#### EXERCISE INPUT
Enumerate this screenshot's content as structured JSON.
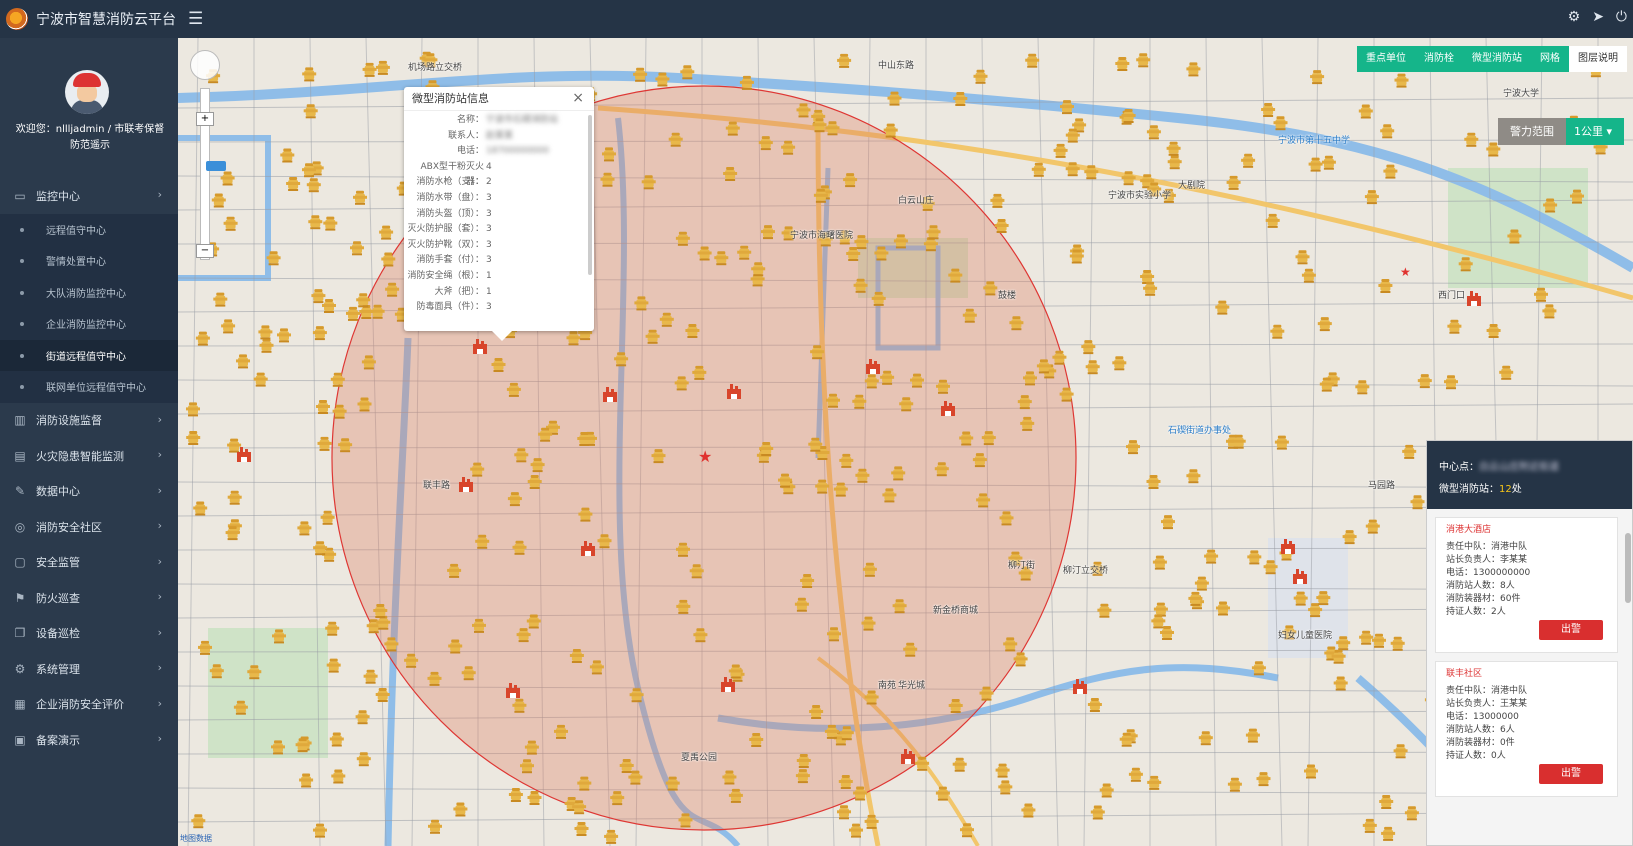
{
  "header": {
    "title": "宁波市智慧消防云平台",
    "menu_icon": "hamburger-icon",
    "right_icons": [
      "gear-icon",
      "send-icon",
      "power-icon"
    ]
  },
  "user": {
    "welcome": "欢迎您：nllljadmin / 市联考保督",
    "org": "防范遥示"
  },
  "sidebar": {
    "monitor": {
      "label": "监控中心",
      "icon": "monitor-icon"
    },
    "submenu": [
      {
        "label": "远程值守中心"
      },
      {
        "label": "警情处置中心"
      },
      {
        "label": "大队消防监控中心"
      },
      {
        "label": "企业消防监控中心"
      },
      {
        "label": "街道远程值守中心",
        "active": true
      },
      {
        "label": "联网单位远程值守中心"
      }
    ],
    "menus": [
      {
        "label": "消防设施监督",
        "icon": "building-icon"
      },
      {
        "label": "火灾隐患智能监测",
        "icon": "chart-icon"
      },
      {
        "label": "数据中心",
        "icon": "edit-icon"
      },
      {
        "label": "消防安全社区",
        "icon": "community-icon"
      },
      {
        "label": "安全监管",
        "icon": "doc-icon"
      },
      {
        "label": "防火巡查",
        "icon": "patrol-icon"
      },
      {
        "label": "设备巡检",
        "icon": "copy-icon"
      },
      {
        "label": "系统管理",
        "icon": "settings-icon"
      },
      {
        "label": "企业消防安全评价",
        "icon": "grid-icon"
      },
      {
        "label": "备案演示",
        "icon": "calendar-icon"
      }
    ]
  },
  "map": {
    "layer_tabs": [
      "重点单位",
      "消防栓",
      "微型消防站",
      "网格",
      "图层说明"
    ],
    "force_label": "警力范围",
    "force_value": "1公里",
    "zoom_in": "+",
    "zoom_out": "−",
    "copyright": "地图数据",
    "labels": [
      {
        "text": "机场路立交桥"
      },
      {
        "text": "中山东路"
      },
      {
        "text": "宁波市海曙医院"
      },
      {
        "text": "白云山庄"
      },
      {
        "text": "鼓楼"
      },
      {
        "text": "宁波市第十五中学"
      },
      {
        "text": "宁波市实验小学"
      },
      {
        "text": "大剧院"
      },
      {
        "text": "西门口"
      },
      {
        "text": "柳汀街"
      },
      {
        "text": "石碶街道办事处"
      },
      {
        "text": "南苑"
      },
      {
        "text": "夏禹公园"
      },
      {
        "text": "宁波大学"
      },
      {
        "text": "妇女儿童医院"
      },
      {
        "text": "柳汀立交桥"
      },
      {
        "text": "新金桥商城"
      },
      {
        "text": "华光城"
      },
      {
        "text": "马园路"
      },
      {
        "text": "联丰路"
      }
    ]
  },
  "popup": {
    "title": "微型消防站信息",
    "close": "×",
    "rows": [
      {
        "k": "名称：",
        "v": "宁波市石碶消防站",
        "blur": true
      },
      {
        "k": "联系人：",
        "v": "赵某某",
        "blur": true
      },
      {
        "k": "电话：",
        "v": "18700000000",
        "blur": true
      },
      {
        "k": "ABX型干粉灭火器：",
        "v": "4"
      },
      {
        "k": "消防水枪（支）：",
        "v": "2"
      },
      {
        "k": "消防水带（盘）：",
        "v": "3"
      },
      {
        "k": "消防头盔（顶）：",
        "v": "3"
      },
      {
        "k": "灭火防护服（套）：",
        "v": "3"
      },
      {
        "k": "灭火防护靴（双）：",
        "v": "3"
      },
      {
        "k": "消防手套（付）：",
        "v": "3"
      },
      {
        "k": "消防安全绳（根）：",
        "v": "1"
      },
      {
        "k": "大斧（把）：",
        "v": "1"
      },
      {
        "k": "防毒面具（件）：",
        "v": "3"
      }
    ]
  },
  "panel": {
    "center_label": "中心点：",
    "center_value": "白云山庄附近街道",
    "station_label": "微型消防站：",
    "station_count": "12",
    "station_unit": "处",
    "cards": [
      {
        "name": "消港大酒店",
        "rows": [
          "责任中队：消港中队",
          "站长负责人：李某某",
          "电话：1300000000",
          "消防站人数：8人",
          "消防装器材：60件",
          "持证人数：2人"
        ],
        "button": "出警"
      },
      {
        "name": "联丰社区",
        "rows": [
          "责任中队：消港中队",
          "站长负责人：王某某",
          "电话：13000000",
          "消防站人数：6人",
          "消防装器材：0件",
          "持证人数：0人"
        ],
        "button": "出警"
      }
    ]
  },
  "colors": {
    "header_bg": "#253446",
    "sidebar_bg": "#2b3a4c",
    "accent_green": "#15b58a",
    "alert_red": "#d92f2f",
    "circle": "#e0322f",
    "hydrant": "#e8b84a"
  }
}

#### EXERCISE TASK
Your task is an exact transcription of all the data, minus the pictures.

#### TASK RESPONSE
Enumerate this screenshot's content as structured JSON.
{
  "header": {
    "title": "宁波市智慧消防云平台",
    "menu_icon": "hamburger-icon",
    "right_icons": [
      "gear-icon",
      "send-icon",
      "power-icon"
    ]
  },
  "user": {
    "welcome": "欢迎您：nllljadmin / 市联考保督",
    "org": "防范遥示"
  },
  "sidebar": {
    "monitor": {
      "label": "监控中心",
      "icon": "monitor-icon"
    },
    "submenu": [
      {
        "label": "远程值守中心"
      },
      {
        "label": "警情处置中心"
      },
      {
        "label": "大队消防监控中心"
      },
      {
        "label": "企业消防监控中心"
      },
      {
        "label": "街道远程值守中心",
        "active": true
      },
      {
        "label": "联网单位远程值守中心"
      }
    ],
    "menus": [
      {
        "label": "消防设施监督",
        "icon": "building-icon"
      },
      {
        "label": "火灾隐患智能监测",
        "icon": "chart-icon"
      },
      {
        "label": "数据中心",
        "icon": "edit-icon"
      },
      {
        "label": "消防安全社区",
        "icon": "community-icon"
      },
      {
        "label": "安全监管",
        "icon": "doc-icon"
      },
      {
        "label": "防火巡查",
        "icon": "patrol-icon"
      },
      {
        "label": "设备巡检",
        "icon": "copy-icon"
      },
      {
        "label": "系统管理",
        "icon": "settings-icon"
      },
      {
        "label": "企业消防安全评价",
        "icon": "grid-icon"
      },
      {
        "label": "备案演示",
        "icon": "calendar-icon"
      }
    ]
  },
  "map": {
    "layer_tabs": [
      "重点单位",
      "消防栓",
      "微型消防站",
      "网格",
      "图层说明"
    ],
    "force_label": "警力范围",
    "force_value": "1公里",
    "zoom_in": "+",
    "zoom_out": "−",
    "copyright": "地图数据",
    "labels": [
      {
        "text": "机场路立交桥"
      },
      {
        "text": "中山东路"
      },
      {
        "text": "宁波市海曙医院"
      },
      {
        "text": "白云山庄"
      },
      {
        "text": "鼓楼"
      },
      {
        "text": "宁波市第十五中学"
      },
      {
        "text": "宁波市实验小学"
      },
      {
        "text": "大剧院"
      },
      {
        "text": "西门口"
      },
      {
        "text": "柳汀街"
      },
      {
        "text": "石碶街道办事处"
      },
      {
        "text": "南苑"
      },
      {
        "text": "夏禹公园"
      },
      {
        "text": "宁波大学"
      },
      {
        "text": "妇女儿童医院"
      },
      {
        "text": "柳汀立交桥"
      },
      {
        "text": "新金桥商城"
      },
      {
        "text": "华光城"
      },
      {
        "text": "马园路"
      },
      {
        "text": "联丰路"
      }
    ]
  },
  "popup": {
    "title": "微型消防站信息",
    "close": "×",
    "rows": [
      {
        "k": "名称：",
        "v": "宁波市石碶消防站",
        "blur": true
      },
      {
        "k": "联系人：",
        "v": "赵某某",
        "blur": true
      },
      {
        "k": "电话：",
        "v": "18700000000",
        "blur": true
      },
      {
        "k": "ABX型干粉灭火器：",
        "v": "4"
      },
      {
        "k": "消防水枪（支）：",
        "v": "2"
      },
      {
        "k": "消防水带（盘）：",
        "v": "3"
      },
      {
        "k": "消防头盔（顶）：",
        "v": "3"
      },
      {
        "k": "灭火防护服（套）：",
        "v": "3"
      },
      {
        "k": "灭火防护靴（双）：",
        "v": "3"
      },
      {
        "k": "消防手套（付）：",
        "v": "3"
      },
      {
        "k": "消防安全绳（根）：",
        "v": "1"
      },
      {
        "k": "大斧（把）：",
        "v": "1"
      },
      {
        "k": "防毒面具（件）：",
        "v": "3"
      }
    ]
  },
  "panel": {
    "center_label": "中心点：",
    "center_value": "白云山庄附近街道",
    "station_label": "微型消防站：",
    "station_count": "12",
    "station_unit": "处",
    "cards": [
      {
        "name": "消港大酒店",
        "rows": [
          "责任中队：消港中队",
          "站长负责人：李某某",
          "电话：1300000000",
          "消防站人数：8人",
          "消防装器材：60件",
          "持证人数：2人"
        ],
        "button": "出警"
      },
      {
        "name": "联丰社区",
        "rows": [
          "责任中队：消港中队",
          "站长负责人：王某某",
          "电话：13000000",
          "消防站人数：6人",
          "消防装器材：0件",
          "持证人数：0人"
        ],
        "button": "出警"
      }
    ]
  },
  "colors": {
    "header_bg": "#253446",
    "sidebar_bg": "#2b3a4c",
    "accent_green": "#15b58a",
    "alert_red": "#d92f2f",
    "circle": "#e0322f",
    "hydrant": "#e8b84a"
  }
}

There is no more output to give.